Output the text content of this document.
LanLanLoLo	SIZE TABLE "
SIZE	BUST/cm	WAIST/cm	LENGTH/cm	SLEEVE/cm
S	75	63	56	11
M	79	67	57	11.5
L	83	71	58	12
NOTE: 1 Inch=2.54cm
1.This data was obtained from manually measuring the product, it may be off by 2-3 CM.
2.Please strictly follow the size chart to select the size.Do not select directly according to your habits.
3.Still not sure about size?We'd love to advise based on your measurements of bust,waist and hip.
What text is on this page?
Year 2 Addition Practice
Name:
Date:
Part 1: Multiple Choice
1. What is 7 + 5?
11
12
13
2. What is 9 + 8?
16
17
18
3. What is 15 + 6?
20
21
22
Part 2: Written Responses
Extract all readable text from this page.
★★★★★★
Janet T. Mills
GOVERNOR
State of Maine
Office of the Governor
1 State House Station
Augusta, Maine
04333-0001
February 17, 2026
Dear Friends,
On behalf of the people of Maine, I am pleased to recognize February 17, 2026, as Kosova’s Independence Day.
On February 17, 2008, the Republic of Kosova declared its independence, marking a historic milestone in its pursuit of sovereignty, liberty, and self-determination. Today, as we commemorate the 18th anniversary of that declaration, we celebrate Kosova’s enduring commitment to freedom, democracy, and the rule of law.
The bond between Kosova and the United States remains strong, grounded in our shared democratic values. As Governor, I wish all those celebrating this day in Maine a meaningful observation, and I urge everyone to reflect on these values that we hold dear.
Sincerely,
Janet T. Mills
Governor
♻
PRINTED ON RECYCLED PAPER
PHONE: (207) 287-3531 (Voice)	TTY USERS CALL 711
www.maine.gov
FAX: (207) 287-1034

● **Aim of the task**: Extract all lines of the records above that include "text".

● **Task result**:
Output the text content of this document.
What text is on this page?
Extract all readable text from this page.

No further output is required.